## Start
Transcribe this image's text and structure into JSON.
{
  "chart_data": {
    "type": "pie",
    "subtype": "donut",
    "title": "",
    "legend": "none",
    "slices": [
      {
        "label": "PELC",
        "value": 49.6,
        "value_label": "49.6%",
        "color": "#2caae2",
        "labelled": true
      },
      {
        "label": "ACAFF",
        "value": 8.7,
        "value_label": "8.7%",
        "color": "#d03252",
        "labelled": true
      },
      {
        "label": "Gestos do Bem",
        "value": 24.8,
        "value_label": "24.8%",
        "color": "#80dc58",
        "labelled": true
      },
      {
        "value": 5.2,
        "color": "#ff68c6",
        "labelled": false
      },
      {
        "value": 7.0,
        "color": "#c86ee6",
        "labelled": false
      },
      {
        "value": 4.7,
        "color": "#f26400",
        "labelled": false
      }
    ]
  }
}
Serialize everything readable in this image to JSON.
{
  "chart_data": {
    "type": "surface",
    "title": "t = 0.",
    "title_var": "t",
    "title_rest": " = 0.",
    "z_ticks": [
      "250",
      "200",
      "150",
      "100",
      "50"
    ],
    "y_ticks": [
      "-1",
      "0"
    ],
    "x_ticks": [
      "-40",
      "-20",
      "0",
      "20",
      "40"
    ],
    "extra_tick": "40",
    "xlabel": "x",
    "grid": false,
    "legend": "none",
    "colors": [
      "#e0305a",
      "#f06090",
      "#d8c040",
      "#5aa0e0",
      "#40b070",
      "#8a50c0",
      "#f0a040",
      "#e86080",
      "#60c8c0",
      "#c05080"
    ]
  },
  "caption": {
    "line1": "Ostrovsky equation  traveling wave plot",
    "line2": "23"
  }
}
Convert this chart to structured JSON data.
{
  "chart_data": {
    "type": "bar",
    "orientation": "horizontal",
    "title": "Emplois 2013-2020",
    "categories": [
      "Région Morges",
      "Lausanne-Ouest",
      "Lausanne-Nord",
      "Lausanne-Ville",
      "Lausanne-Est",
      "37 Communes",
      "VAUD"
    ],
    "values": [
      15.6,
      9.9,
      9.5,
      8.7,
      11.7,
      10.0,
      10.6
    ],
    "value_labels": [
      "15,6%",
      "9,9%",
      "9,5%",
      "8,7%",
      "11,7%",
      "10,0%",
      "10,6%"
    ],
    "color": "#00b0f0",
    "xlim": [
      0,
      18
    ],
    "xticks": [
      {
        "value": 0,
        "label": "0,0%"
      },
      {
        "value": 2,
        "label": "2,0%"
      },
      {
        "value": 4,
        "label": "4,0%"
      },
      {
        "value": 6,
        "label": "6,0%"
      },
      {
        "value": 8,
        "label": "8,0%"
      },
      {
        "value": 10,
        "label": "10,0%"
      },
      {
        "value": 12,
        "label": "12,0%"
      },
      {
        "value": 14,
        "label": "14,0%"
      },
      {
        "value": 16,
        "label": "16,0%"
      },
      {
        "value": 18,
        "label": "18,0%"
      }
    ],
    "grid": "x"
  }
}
## End
## Start
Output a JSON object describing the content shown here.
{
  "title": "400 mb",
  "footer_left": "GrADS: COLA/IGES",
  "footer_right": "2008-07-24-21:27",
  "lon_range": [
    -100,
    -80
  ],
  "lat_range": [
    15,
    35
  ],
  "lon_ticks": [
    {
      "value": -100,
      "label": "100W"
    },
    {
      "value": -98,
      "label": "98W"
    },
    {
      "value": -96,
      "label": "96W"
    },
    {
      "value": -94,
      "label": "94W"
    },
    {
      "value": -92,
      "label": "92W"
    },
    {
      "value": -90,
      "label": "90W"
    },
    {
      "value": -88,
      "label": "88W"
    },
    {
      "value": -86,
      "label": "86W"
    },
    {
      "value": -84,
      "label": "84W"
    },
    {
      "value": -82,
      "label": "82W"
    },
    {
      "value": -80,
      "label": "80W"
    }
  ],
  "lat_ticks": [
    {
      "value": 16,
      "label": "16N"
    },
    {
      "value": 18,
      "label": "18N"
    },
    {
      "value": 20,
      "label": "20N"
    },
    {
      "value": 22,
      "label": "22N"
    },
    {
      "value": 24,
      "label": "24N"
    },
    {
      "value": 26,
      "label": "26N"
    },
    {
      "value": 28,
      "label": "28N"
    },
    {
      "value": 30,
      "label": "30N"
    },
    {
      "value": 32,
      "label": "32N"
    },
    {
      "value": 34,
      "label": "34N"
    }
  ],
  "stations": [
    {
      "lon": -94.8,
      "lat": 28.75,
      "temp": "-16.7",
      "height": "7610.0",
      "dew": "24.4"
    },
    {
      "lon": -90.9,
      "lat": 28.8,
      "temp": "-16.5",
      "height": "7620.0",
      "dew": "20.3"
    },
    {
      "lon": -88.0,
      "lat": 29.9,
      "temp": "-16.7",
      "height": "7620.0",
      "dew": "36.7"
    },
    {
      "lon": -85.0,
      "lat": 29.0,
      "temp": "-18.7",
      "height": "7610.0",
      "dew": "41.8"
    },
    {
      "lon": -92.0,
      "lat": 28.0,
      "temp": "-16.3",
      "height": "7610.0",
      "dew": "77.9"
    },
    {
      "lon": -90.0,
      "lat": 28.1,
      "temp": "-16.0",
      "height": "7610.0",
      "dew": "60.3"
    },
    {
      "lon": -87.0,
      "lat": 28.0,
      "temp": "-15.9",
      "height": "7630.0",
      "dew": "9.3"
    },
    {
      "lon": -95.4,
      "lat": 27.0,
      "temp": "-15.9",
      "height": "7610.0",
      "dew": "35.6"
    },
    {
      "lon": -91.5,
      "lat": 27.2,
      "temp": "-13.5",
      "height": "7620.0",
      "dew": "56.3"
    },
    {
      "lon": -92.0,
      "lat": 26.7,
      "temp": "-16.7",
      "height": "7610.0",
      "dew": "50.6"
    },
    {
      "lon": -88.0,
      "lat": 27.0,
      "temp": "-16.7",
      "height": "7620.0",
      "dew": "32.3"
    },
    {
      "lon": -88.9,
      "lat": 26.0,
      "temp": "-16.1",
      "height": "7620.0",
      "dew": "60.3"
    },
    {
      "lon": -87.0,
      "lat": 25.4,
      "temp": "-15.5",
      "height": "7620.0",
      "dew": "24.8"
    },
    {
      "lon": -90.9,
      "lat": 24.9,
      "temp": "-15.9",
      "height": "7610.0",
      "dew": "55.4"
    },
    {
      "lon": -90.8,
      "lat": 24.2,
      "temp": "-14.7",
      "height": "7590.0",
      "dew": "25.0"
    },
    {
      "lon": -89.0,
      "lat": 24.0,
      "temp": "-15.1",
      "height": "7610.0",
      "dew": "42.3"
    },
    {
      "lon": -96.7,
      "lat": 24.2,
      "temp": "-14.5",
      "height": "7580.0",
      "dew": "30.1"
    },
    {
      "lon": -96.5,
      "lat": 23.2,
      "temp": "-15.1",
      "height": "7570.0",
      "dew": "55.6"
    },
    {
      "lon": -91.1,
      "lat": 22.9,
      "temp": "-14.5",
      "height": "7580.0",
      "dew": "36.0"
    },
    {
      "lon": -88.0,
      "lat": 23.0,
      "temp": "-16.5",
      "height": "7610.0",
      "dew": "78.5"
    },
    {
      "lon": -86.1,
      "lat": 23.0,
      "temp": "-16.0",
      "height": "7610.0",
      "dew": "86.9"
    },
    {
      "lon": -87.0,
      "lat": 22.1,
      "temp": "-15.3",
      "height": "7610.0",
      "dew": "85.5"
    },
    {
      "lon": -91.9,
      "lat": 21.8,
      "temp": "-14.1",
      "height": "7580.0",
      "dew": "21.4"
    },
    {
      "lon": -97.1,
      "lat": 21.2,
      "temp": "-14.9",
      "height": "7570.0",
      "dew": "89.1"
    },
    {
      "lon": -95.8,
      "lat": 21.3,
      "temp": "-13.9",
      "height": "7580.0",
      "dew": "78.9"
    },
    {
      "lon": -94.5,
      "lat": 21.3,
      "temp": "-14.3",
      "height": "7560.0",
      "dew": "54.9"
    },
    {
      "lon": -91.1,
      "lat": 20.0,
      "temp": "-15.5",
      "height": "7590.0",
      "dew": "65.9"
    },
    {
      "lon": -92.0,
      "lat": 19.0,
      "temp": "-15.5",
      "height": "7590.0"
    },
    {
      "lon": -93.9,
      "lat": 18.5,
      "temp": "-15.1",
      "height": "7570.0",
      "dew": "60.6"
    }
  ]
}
## End
What you should do - Check every line of the records above for the string "this" and say how many contain it, giving the number alone.

Written response - 3